DATASET >>
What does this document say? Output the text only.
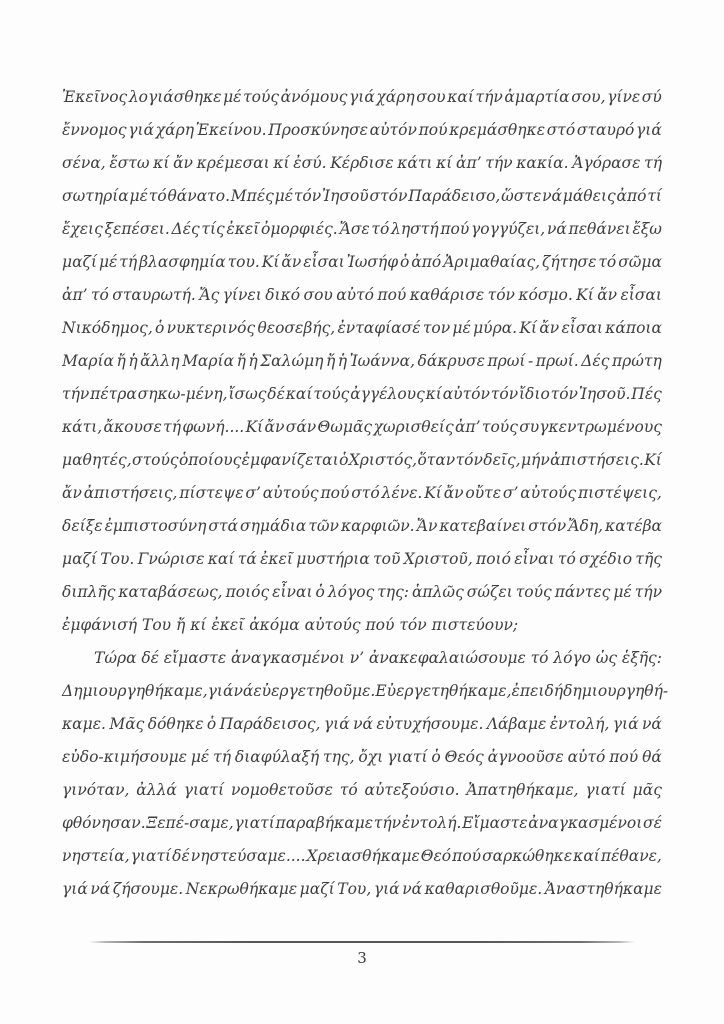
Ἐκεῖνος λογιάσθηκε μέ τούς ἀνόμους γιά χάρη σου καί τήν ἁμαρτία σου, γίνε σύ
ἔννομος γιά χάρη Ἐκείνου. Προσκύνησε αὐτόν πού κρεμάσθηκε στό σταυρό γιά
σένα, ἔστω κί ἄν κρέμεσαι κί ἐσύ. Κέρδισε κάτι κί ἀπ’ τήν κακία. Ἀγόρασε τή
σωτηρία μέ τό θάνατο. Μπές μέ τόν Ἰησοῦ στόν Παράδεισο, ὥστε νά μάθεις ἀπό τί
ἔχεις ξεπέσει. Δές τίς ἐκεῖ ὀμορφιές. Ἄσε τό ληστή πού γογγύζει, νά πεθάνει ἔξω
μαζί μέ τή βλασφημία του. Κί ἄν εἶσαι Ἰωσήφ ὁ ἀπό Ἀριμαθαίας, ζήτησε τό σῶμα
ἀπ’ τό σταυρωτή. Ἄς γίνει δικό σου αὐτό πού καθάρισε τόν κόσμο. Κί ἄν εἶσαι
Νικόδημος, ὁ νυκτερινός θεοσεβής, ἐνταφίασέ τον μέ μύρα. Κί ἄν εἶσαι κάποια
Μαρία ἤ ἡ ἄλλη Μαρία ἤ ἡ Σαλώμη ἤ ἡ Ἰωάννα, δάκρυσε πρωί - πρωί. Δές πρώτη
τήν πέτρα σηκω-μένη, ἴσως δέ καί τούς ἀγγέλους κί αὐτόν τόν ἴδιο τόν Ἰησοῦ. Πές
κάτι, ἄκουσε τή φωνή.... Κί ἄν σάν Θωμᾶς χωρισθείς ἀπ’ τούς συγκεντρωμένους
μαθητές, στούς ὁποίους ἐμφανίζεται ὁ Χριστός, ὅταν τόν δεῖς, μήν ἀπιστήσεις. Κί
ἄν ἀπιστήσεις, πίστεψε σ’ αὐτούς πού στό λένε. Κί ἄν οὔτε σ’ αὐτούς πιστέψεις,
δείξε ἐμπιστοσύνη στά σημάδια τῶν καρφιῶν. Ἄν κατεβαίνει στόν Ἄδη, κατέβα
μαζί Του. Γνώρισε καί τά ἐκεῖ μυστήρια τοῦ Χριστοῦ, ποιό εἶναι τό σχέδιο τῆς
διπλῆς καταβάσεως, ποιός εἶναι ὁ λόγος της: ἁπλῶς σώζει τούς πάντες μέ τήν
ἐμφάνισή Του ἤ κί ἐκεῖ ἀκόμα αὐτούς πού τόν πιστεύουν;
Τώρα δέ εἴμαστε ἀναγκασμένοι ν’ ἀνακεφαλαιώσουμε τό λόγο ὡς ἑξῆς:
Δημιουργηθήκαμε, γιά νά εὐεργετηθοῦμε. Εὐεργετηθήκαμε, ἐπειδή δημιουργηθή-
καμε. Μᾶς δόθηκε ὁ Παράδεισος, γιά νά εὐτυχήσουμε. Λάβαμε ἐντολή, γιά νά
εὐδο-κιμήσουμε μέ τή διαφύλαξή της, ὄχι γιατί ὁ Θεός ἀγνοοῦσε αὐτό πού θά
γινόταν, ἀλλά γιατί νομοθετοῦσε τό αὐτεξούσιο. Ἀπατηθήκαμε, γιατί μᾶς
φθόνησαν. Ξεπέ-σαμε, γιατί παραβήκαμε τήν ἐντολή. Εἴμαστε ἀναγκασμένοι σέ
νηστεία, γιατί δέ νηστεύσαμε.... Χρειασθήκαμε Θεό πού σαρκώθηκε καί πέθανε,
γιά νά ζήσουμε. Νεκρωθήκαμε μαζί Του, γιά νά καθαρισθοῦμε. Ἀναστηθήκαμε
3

TASK STATEMENT >>
Transcribe the material exactly, leaving every picture out.

SOLUTION TO THIS PROBLEM >>
What does this document say? Output the text only.
Ἐκεῖνος λογιάσθηκε μέ τούς ἀνόμους γιά χάρη σου καί τήν ἁμαρτία σου, γίνε σύ
ἔννομος γιά χάρη Ἐκείνου. Προσκύνησε αὐτόν πού κρεμάσθηκε στό σταυρό γιά
σένα, ἔστω κί ἄν κρέμεσαι κί ἐσύ. Κέρδισε κάτι κί ἀπ’ τήν κακία. Ἀγόρασε τή
σωτηρία μέ τό θάνατο. Μπές μέ τόν Ἰησοῦ στόν Παράδεισο, ὥστε νά μάθεις ἀπό τί
ἔχεις ξεπέσει. Δές τίς ἐκεῖ ὀμορφιές. Ἄσε τό ληστή πού γογγύζει, νά πεθάνει ἔξω
μαζί μέ τή βλασφημία του. Κί ἄν εἶσαι Ἰωσήφ ὁ ἀπό Ἀριμαθαίας, ζήτησε τό σῶμα
ἀπ’ τό σταυρωτή. Ἄς γίνει δικό σου αὐτό πού καθάρισε τόν κόσμο. Κί ἄν εἶσαι
Νικόδημος, ὁ νυκτερινός θεοσεβής, ἐνταφίασέ τον μέ μύρα. Κί ἄν εἶσαι κάποια
Μαρία ἤ ἡ ἄλλη Μαρία ἤ ἡ Σαλώμη ἤ ἡ Ἰωάννα, δάκρυσε πρωί - πρωί. Δές πρώτη
τήν πέτρα σηκω-μένη, ἴσως δέ καί τούς ἀγγέλους κί αὐτόν τόν ἴδιο τόν Ἰησοῦ. Πές
κάτι, ἄκουσε τή φωνή.... Κί ἄν σάν Θωμᾶς χωρισθείς ἀπ’ τούς συγκεντρωμένους
μαθητές, στούς ὁποίους ἐμφανίζεται ὁ Χριστός, ὅταν τόν δεῖς, μήν ἀπιστήσεις. Κί
ἄν ἀπιστήσεις, πίστεψε σ’ αὐτούς πού στό λένε. Κί ἄν οὔτε σ’ αὐτούς πιστέψεις,
δείξε ἐμπιστοσύνη στά σημάδια τῶν καρφιῶν. Ἄν κατεβαίνει στόν Ἄδη, κατέβα
μαζί Του. Γνώρισε καί τά ἐκεῖ μυστήρια τοῦ Χριστοῦ, ποιό εἶναι τό σχέδιο τῆς
διπλῆς καταβάσεως, ποιός εἶναι ὁ λόγος της: ἁπλῶς σώζει τούς πάντες μέ τήν
ἐμφάνισή Του ἤ κί ἐκεῖ ἀκόμα αὐτούς πού τόν πιστεύουν;
Τώρα δέ εἴμαστε ἀναγκασμένοι ν’ ἀνακεφαλαιώσουμε τό λόγο ὡς ἑξῆς:
Δημιουργηθήκαμε, γιά νά εὐεργετηθοῦμε. Εὐεργετηθήκαμε, ἐπειδή δημιουργηθή-
καμε. Μᾶς δόθηκε ὁ Παράδεισος, γιά νά εὐτυχήσουμε. Λάβαμε ἐντολή, γιά νά
εὐδο-κιμήσουμε μέ τή διαφύλαξή της, ὄχι γιατί ὁ Θεός ἀγνοοῦσε αὐτό πού θά
γινόταν, ἀλλά γιατί νομοθετοῦσε τό αὐτεξούσιο. Ἀπατηθήκαμε, γιατί μᾶς
φθόνησαν. Ξεπέ-σαμε, γιατί παραβήκαμε τήν ἐντολή. Εἴμαστε ἀναγκασμένοι σέ
νηστεία, γιατί δέ νηστεύσαμε.... Χρειασθήκαμε Θεό πού σαρκώθηκε καί πέθανε,
γιά νά ζήσουμε. Νεκρωθήκαμε μαζί Του, γιά νά καθαρισθοῦμε. Ἀναστηθήκαμε
3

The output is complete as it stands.